= YOUR GOAL =
Restate every entry word for word.

= DATASET EXCERPTS =
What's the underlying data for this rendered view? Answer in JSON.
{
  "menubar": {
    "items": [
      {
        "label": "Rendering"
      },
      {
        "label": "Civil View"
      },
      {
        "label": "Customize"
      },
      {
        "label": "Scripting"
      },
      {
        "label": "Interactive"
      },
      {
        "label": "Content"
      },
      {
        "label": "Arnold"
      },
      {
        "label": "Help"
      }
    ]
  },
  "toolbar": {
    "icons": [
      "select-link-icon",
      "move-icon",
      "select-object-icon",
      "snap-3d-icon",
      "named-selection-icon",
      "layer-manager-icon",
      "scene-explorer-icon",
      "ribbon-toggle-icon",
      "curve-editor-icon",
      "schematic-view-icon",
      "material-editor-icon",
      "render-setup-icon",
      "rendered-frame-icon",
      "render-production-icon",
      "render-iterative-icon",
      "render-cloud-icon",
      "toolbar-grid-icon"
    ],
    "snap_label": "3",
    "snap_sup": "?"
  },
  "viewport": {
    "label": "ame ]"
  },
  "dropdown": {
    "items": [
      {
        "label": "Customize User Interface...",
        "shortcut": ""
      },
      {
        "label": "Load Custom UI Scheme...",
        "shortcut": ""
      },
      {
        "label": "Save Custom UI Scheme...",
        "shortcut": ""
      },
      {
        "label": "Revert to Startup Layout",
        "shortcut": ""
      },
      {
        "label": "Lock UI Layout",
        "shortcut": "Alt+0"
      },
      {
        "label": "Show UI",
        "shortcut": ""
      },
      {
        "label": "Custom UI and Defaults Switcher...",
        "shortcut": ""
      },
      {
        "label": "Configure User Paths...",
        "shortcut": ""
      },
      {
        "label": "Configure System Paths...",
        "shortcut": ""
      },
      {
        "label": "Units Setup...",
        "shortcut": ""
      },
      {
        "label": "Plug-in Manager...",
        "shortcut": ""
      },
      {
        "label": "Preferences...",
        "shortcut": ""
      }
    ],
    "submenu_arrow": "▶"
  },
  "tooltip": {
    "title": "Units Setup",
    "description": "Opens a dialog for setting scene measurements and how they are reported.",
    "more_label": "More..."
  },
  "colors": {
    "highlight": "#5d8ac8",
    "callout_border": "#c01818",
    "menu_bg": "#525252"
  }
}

= RESULT OF THE TASK =
What's the underlying data for this rendered view? Answer in JSON.
{
  "menubar": {
    "items": [
      {
        "label": "Rendering"
      },
      {
        "label": "Civil View"
      },
      {
        "label": "Customize"
      },
      {
        "label": "Scripting"
      },
      {
        "label": "Interactive"
      },
      {
        "label": "Content"
      },
      {
        "label": "Arnold"
      },
      {
        "label": "Help"
      }
    ]
  },
  "toolbar": {
    "icons": [
      "select-link-icon",
      "move-icon",
      "select-object-icon",
      "snap-3d-icon",
      "named-selection-icon",
      "layer-manager-icon",
      "scene-explorer-icon",
      "ribbon-toggle-icon",
      "curve-editor-icon",
      "schematic-view-icon",
      "material-editor-icon",
      "render-setup-icon",
      "rendered-frame-icon",
      "render-production-icon",
      "render-iterative-icon",
      "render-cloud-icon",
      "toolbar-grid-icon"
    ],
    "snap_label": "3",
    "snap_sup": "?"
  },
  "viewport": {
    "label": "ame ]"
  },
  "dropdown": {
    "items": [
      {
        "label": "Customize User Interface...",
        "shortcut": ""
      },
      {
        "label": "Load Custom UI Scheme...",
        "shortcut": ""
      },
      {
        "label": "Save Custom UI Scheme...",
        "shortcut": ""
      },
      {
        "label": "Revert to Startup Layout",
        "shortcut": ""
      },
      {
        "label": "Lock UI Layout",
        "shortcut": "Alt+0"
      },
      {
        "label": "Show UI",
        "shortcut": ""
      },
      {
        "label": "Custom UI and Defaults Switcher...",
        "shortcut": ""
      },
      {
        "label": "Configure User Paths...",
        "shortcut": ""
      },
      {
        "label": "Configure System Paths...",
        "shortcut": ""
      },
      {
        "label": "Units Setup...",
        "shortcut": ""
      },
      {
        "label": "Plug-in Manager...",
        "shortcut": ""
      },
      {
        "label": "Preferences...",
        "shortcut": ""
      }
    ],
    "submenu_arrow": "▶"
  },
  "tooltip": {
    "title": "Units Setup",
    "description": "Opens a dialog for setting scene measurements and how they are reported.",
    "more_label": "More..."
  },
  "colors": {
    "highlight": "#5d8ac8",
    "callout_border": "#c01818",
    "menu_bg": "#525252"
  }
}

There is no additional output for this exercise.